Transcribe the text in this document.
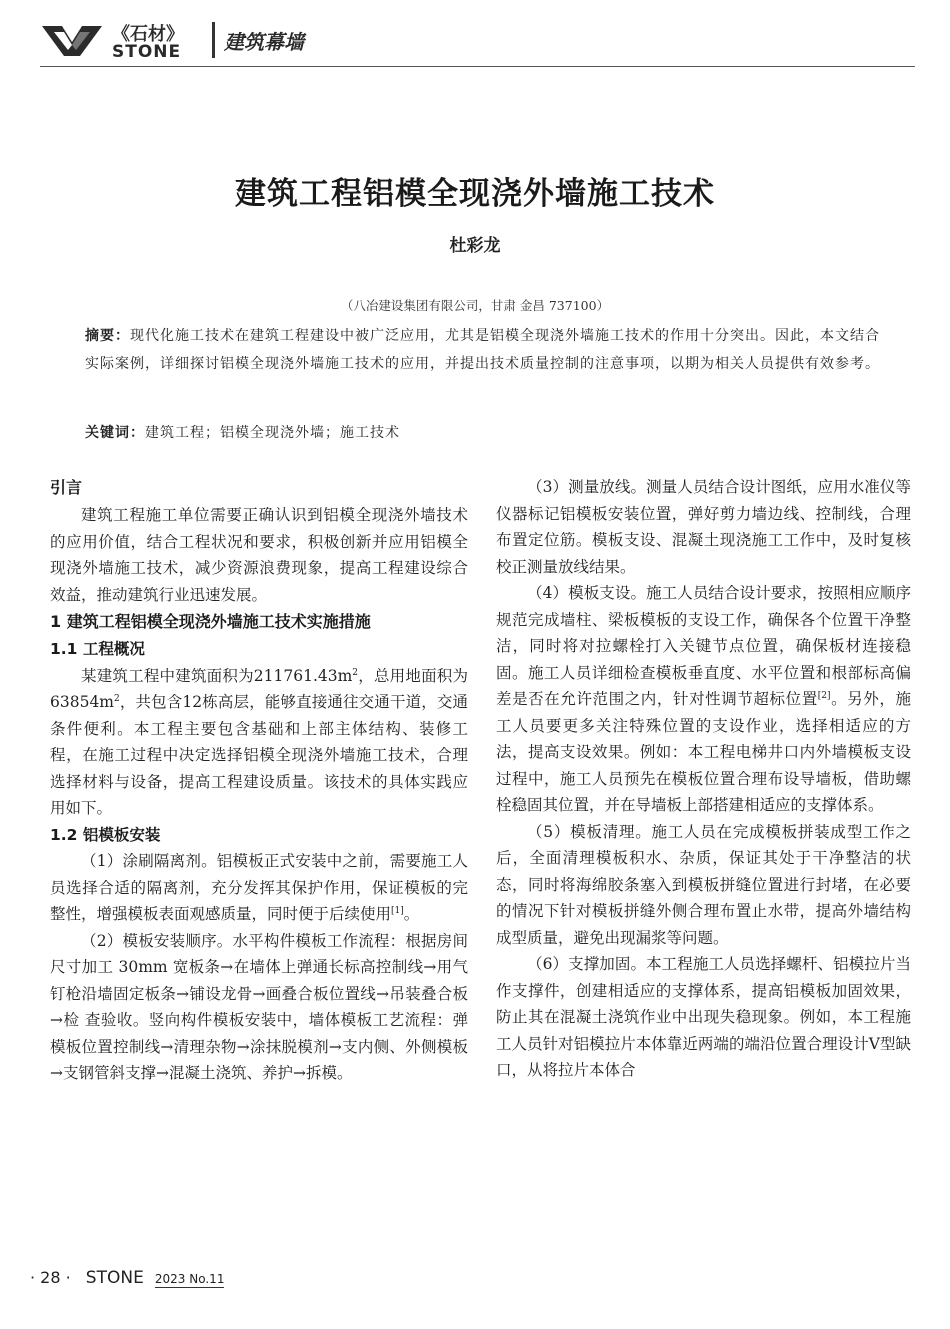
《石材》
STONE 建筑幕墙
建筑工程铝模全现浇外墙施工技术
杜彩龙
（八冶建设集团有限公司，甘肃 金昌 737100）
摘要：现代化施工技术在建筑工程建设中被广泛应用，尤其是铝模全现浇外墙施工技术的作用十分突出。因此，本文结合实际案例，详细探讨铝模全现浇外墙施工技术的应用，并提出技术质量控制的注意事项，以期为相关人员提供有效参考。
关键词：建筑工程；铝模全现浇外墙；施工技术
引言

建筑工程施工单位需要正确认识到铝模全现浇外墙技术的应用价值，结合工程状况和要求，积极创新并应用铝模全现浇外墙施工技术，减少资源浪费现象，提高工程建设综合效益，推动建筑行业迅速发展。

1 建筑工程铝模全现浇外墙施工技术实施措施
1.1 工程概况

某建筑工程中建筑面积为$211761.43m^2$，总用地面积为$63854m^2$，共包含12栋高层，能够直接通往交通干道，交通条件便利。本工程主要包含基础和上部主体结构、装修工程，在施工过程中决定选择铝模全现浇外墙施工技术，合理选择材料与设备，提高工程建设质量。该技术的具体实践应用如下。

1.2 铝模板安装

（1）涂刷隔离剂。铝模板正式安装中之前，需要施工人员选择合适的隔离剂，充分发挥其保护作用，保证模板的完整性，增强模板表面观感质量，同时便于后续使用[1]。

（2）模板安装顺序。水平构件模板工作流程：根据房间尺寸加工 30mm 宽板条→在墙体上弹通长标高控制线→用气钉枪沿墙固定板条→铺设龙骨→画叠合板位置线→吊装叠合板→检 查验收。竖向构件模板安装中，墙体模板工艺流程：弹模板位置控制线→清理杂物→涂抹脱模剂→支内侧、外侧模板→支钢管斜支撑→混凝土浇筑、养护→拆模。

（3）测量放线。测量人员结合设计图纸，应用水准仪等仪器标记铝模板安装位置，弹好剪力墙边线、控制线，合理布置定位筋。模板支设、混凝土现浇施工工作中，及时复核校正测量放线结果。

（4）模板支设。施工人员结合设计要求，按照相应顺序规范完成墙柱、梁板模板的支设工作，确保各个位置干净整洁，同时将对拉螺栓打入关键节点位置，确保板材连接稳固。施工人员详细检查模板垂直度、水平位置和根部标高偏差是否在允许范围之内，针对性调节超标位置[2]。另外，施工人员要更多关注特殊位置的支设作业，选择相适应的方法，提高支设效果。例如：本工程电梯井口内外墙模板支设过程中，施工人员预先在模板位置合理布设导墙板，借助螺栓稳固其位置，并在导墙板上部搭建相适应的支撑体系。

（5）模板清理。施工人员在完成模板拼装成型工作之后，全面清理模板积水、杂质，保证其处于干净整洁的状态，同时将海绵胶条塞入到模板拼缝位置进行封堵，在必要的情况下针对模板拼缝外侧合理布置止水带，提高外墙结构成型质量，避免出现漏浆等问题。

（6）支撑加固。本工程施工人员选择螺杆、铝模拉片当作支撑件，创建相适应的支撑体系，提高铝模板加固效果，防止其在混凝土浇筑作业中出现失稳现象。例如，本工程施工人员针对铝模拉片本体靠近两端的端沿位置合理设计V型缺口，从将拉片本体合

· 28 · STONE 2023 No.11
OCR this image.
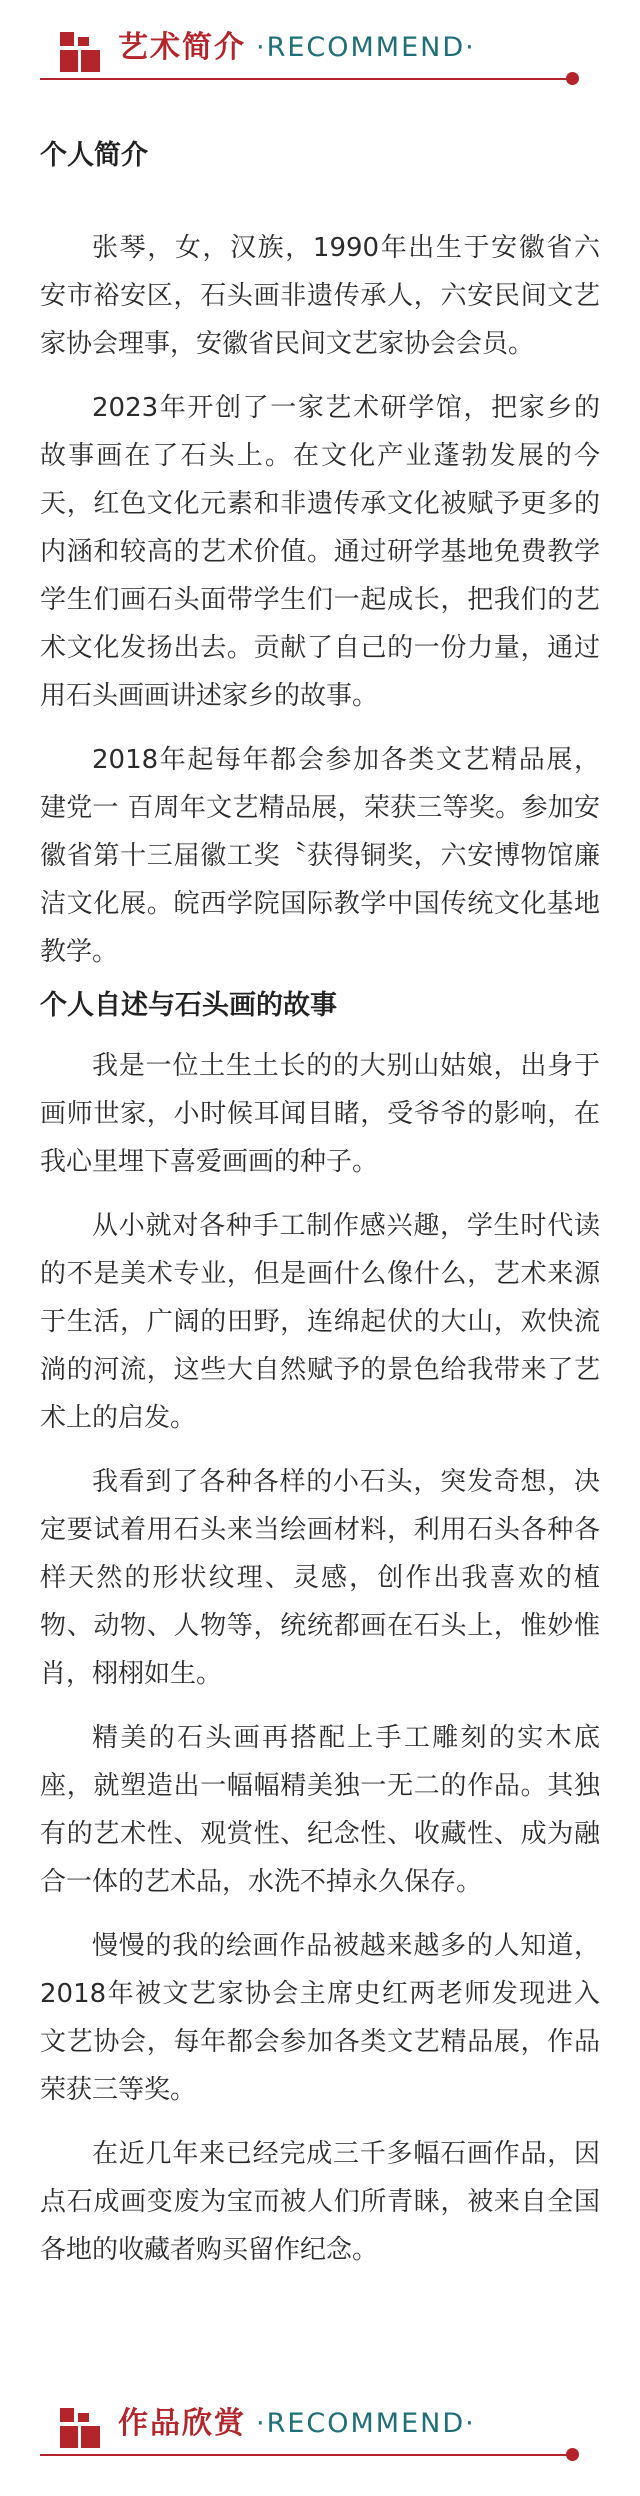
艺术简介 ·RECOMMEND·
个人简介

张琴，女，汉族，1990年出生于安徽省六安市裕安区，石头画非遗传承人，六安民间文艺家协会理事，安徽省民间文艺家协会会员。

2023年开创了一家艺术研学馆，把家乡的故事画在了石头上。在文化产业蓬勃发展的今天，红色文化元素和非遗传承文化被赋予更多的内涵和较高的艺术价值。通过研学基地免费教学学生们画石头面带学生们一起成长，把我们的艺术文化发扬出去。贡献了自己的一份力量，通过用石头画画讲述家乡的故事。

2018年起每年都会参加各类文艺精品展，建党一 百周年文艺精品展，荣获三等奖。参加安徽省第十三届徽工奖〝获得铜奖，六安博物馆廉洁文化展。皖西学院国际教学中国传统文化基地教学。

个人自述与石头画的故事

我是一位土生土长的的大别山姑娘，出身于画师世家，小时候耳闻目睹，受爷爷的影响，在我心里埋下喜爱画画的种子。

从小就对各种手工制作感兴趣，学生时代读的不是美术专业，但是画什么像什么，艺术来源于生活，广阔的田野，连绵起伏的大山，欢快流淌的河流，这些大自然赋予的景色给我带来了艺术上的启发。

我看到了各种各样的小石头，突发奇想，决定要试着用石头来当绘画材料，利用石头各种各样天然的形状纹理、灵感，创作出我喜欢的植物、动物、人物等，统统都画在石头上，惟妙惟肖，栩栩如生。

精美的石头画再搭配上手工雕刻的实木底座，就塑造出一幅幅精美独一无二的作品。其独有的艺术性、观赏性、纪念性、收藏性、成为融合一体的艺术品，水洗不掉永久保存。

慢慢的我的绘画作品被越来越多的人知道，2018年被文艺家协会主席史红两老师发现进入文艺协会，每年都会参加各类文艺精品展，作品荣获三等奖。

在近几年来已经完成三千多幅石画作品，因点石成画变废为宝而被人们所青睐，被来自全国各地的收藏者购买留作纪念。

作品欣赏 ·RECOMMEND·
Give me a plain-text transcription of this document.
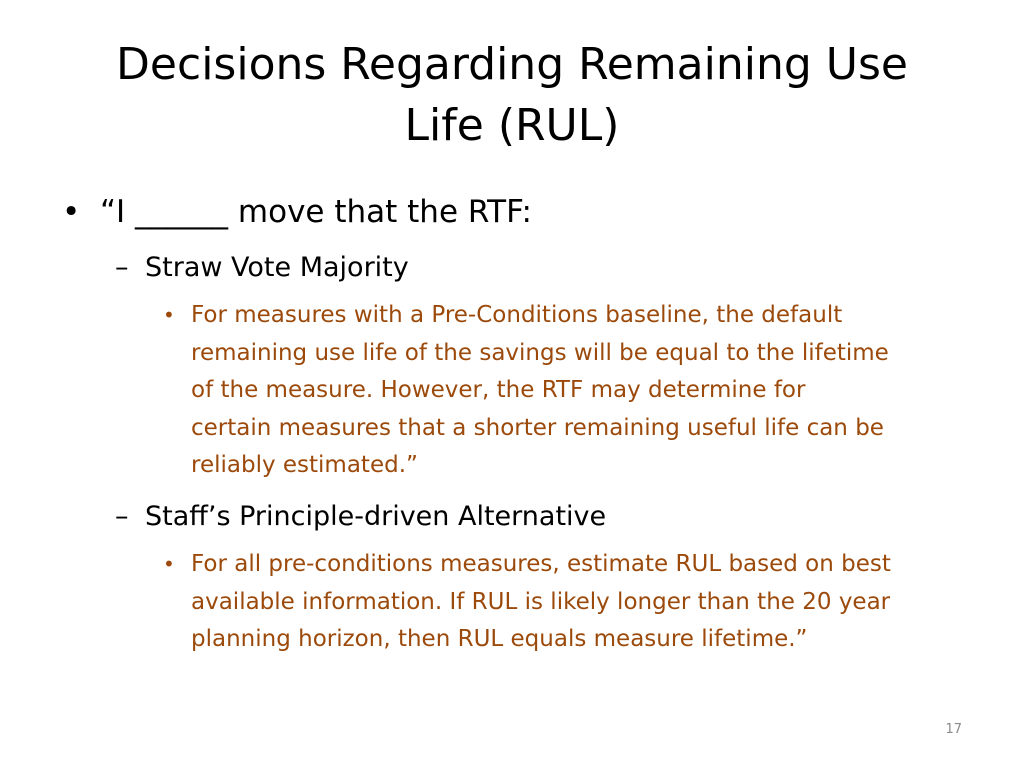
Decisions Regarding Remaining Use
Life (RUL)
• “I ______ move that the RTF:
– Straw Vote Majority
• For measures with a Pre-Conditions baseline, the default
remaining use life of the savings will be equal to the lifetime
of the measure. However, the RTF may determine for
certain measures that a shorter remaining useful life can be
reliably estimated.”
– Staff’s Principle-driven Alternative
• For all pre-conditions measures, estimate RUL based on best
available information. If RUL is likely longer than the 20 year
planning horizon, then RUL equals measure lifetime.”
17
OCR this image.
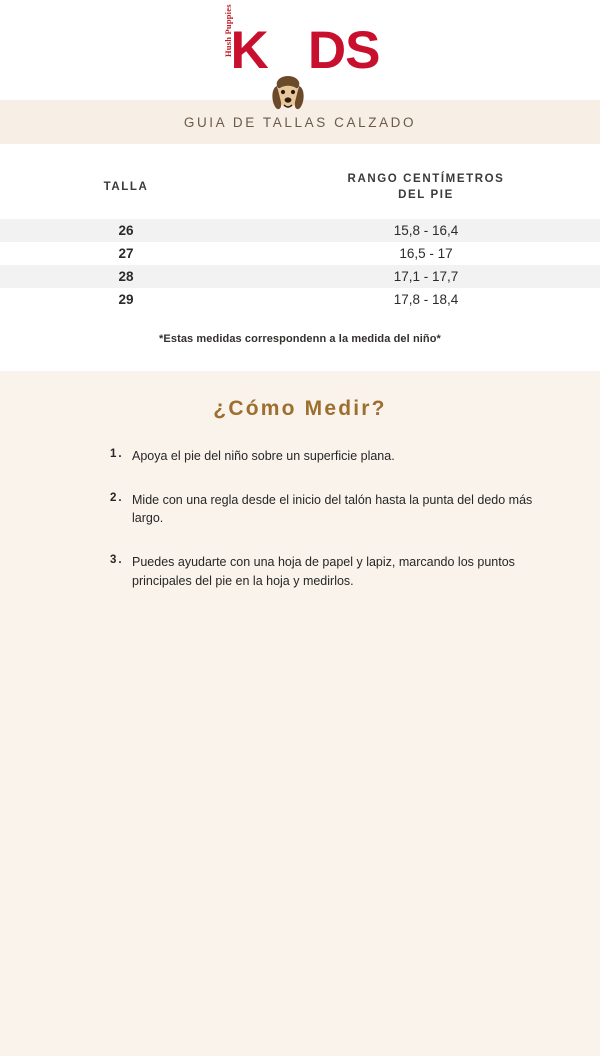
Hush Puppies
K DS
GUIA DE TALLAS CALZADO
TALLA	RANGO CENTÍMETROS
DEL PIE
26	15,8 - 16,4
27	16,5 - 17
28	17,1 - 17,7
29	17,8 - 18,4
*Estas medidas correspondenn a la medida del niño*
¿Cómo Medir?
1. Apoya el pie del niño sobre un superficie plana.
2. Mide con una regla desde el inicio del talón hasta la punta del dedo más largo.
3. Puedes ayudarte con una hoja de papel y lapiz, marcando los puntos principales del pie en la hoja y medirlos.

===

What the task asks |
The pictures in the entries should be left out; output everything else exactly.

Complete output |
Transcribe the text in this document.
《石材》
STONE 建筑幕墙
建筑工程铝模全现浇外墙施工技术
杜彩龙
（八冶建设集团有限公司，甘肃 金昌 737100）
摘要：现代化施工技术在建筑工程建设中被广泛应用，尤其是铝模全现浇外墙施工技术的作用十分突出。因此，本文结合实际案例，详细探讨铝模全现浇外墙施工技术的应用，并提出技术质量控制的注意事项，以期为相关人员提供有效参考。
关键词：建筑工程；铝模全现浇外墙；施工技术
引言

建筑工程施工单位需要正确认识到铝模全现浇外墙技术的应用价值，结合工程状况和要求，积极创新并应用铝模全现浇外墙施工技术，减少资源浪费现象，提高工程建设综合效益，推动建筑行业迅速发展。

1 建筑工程铝模全现浇外墙施工技术实施措施
1.1 工程概况

某建筑工程中建筑面积为$211761.43m^2$，总用地面积为$63854m^2$，共包含12栋高层，能够直接通往交通干道，交通条件便利。本工程主要包含基础和上部主体结构、装修工程，在施工过程中决定选择铝模全现浇外墙施工技术，合理选择材料与设备，提高工程建设质量。该技术的具体实践应用如下。

1.2 铝模板安装

（1）涂刷隔离剂。铝模板正式安装中之前，需要施工人员选择合适的隔离剂，充分发挥其保护作用，保证模板的完整性，增强模板表面观感质量，同时便于后续使用[1]。

（2）模板安装顺序。水平构件模板工作流程：根据房间尺寸加工 30mm 宽板条→在墙体上弹通长标高控制线→用气钉枪沿墙固定板条→铺设龙骨→画叠合板位置线→吊装叠合板→检 查验收。竖向构件模板安装中，墙体模板工艺流程：弹模板位置控制线→清理杂物→涂抹脱模剂→支内侧、外侧模板→支钢管斜支撑→混凝土浇筑、养护→拆模。

（3）测量放线。测量人员结合设计图纸，应用水准仪等仪器标记铝模板安装位置，弹好剪力墙边线、控制线，合理布置定位筋。模板支设、混凝土现浇施工工作中，及时复核校正测量放线结果。

（4）模板支设。施工人员结合设计要求，按照相应顺序规范完成墙柱、梁板模板的支设工作，确保各个位置干净整洁，同时将对拉螺栓打入关键节点位置，确保板材连接稳固。施工人员详细检查模板垂直度、水平位置和根部标高偏差是否在允许范围之内，针对性调节超标位置[2]。另外，施工人员要更多关注特殊位置的支设作业，选择相适应的方法，提高支设效果。例如：本工程电梯井口内外墙模板支设过程中，施工人员预先在模板位置合理布设导墙板，借助螺栓稳固其位置，并在导墙板上部搭建相适应的支撑体系。

（5）模板清理。施工人员在完成模板拼装成型工作之后，全面清理模板积水、杂质，保证其处于干净整洁的状态，同时将海绵胶条塞入到模板拼缝位置进行封堵，在必要的情况下针对模板拼缝外侧合理布置止水带，提高外墙结构成型质量，避免出现漏浆等问题。

（6）支撑加固。本工程施工人员选择螺杆、铝模拉片当作支撑件，创建相适应的支撑体系，提高铝模板加固效果，防止其在混凝土浇筑作业中出现失稳现象。例如，本工程施工人员针对铝模拉片本体靠近两端的端沿位置合理设计V型缺口，从将拉片本体合

· 28 · STONE 2023 No.11
OCR this image.
艺术简介 ·RECOMMEND·
个人简介

张琴，女，汉族，1990年出生于安徽省六安市裕安区，石头画非遗传承人，六安民间文艺家协会理事，安徽省民间文艺家协会会员。

2023年开创了一家艺术研学馆，把家乡的故事画在了石头上。在文化产业蓬勃发展的今天，红色文化元素和非遗传承文化被赋予更多的内涵和较高的艺术价值。通过研学基地免费教学学生们画石头面带学生们一起成长，把我们的艺术文化发扬出去。贡献了自己的一份力量，通过用石头画画讲述家乡的故事。

2018年起每年都会参加各类文艺精品展，建党一 百周年文艺精品展，荣获三等奖。参加安徽省第十三届徽工奖〝获得铜奖，六安博物馆廉洁文化展。皖西学院国际教学中国传统文化基地教学。

个人自述与石头画的故事

我是一位土生土长的的大别山姑娘，出身于画师世家，小时候耳闻目睹，受爷爷的影响，在我心里埋下喜爱画画的种子。

从小就对各种手工制作感兴趣，学生时代读的不是美术专业，但是画什么像什么，艺术来源于生活，广阔的田野，连绵起伏的大山，欢快流淌的河流，这些大自然赋予的景色给我带来了艺术上的启发。

我看到了各种各样的小石头，突发奇想，决定要试着用石头来当绘画材料，利用石头各种各样天然的形状纹理、灵感，创作出我喜欢的植物、动物、人物等，统统都画在石头上，惟妙惟肖，栩栩如生。

精美的石头画再搭配上手工雕刻的实木底座，就塑造出一幅幅精美独一无二的作品。其独有的艺术性、观赏性、纪念性、收藏性、成为融合一体的艺术品，水洗不掉永久保存。

慢慢的我的绘画作品被越来越多的人知道，2018年被文艺家协会主席史红两老师发现进入文艺协会，每年都会参加各类文艺精品展，作品荣获三等奖。

在近几年来已经完成三千多幅石画作品，因点石成画变废为宝而被人们所青睐，被来自全国各地的收藏者购买留作纪念。

作品欣赏 ·RECOMMEND·
Give me a plain-text transcription of this document.
Decisions Regarding Remaining Use
Life (RUL)
• “I ______ move that the RTF:
– Straw Vote Majority
• For measures with a Pre-Conditions baseline, the default
remaining use life of the savings will be equal to the lifetime
of the measure. However, the RTF may determine for
certain measures that a shorter remaining useful life can be
reliably estimated.”
– Staff’s Principle-driven Alternative
• For all pre-conditions measures, estimate RUL based on best
available information. If RUL is likely longer than the 20 year
planning horizon, then RUL equals measure lifetime.”
17
OCR this image.
Hush Puppies
K DS
GUIA DE TALLAS CALZADO
TALLA	RANGO CENTÍMETROS
DEL PIE
26	15,8 - 16,4
27	16,5 - 17
28	17,1 - 17,7
29	17,8 - 18,4
*Estas medidas correspondenn a la medida del niño*
¿Cómo Medir?
1. Apoya el pie del niño sobre un superficie plana.
2. Mide con una regla desde el inicio del talón hasta la punta del dedo más largo.
3. Puedes ayudarte con una hoja de papel y lapiz, marcando los puntos principales del pie en la hoja y medirlos.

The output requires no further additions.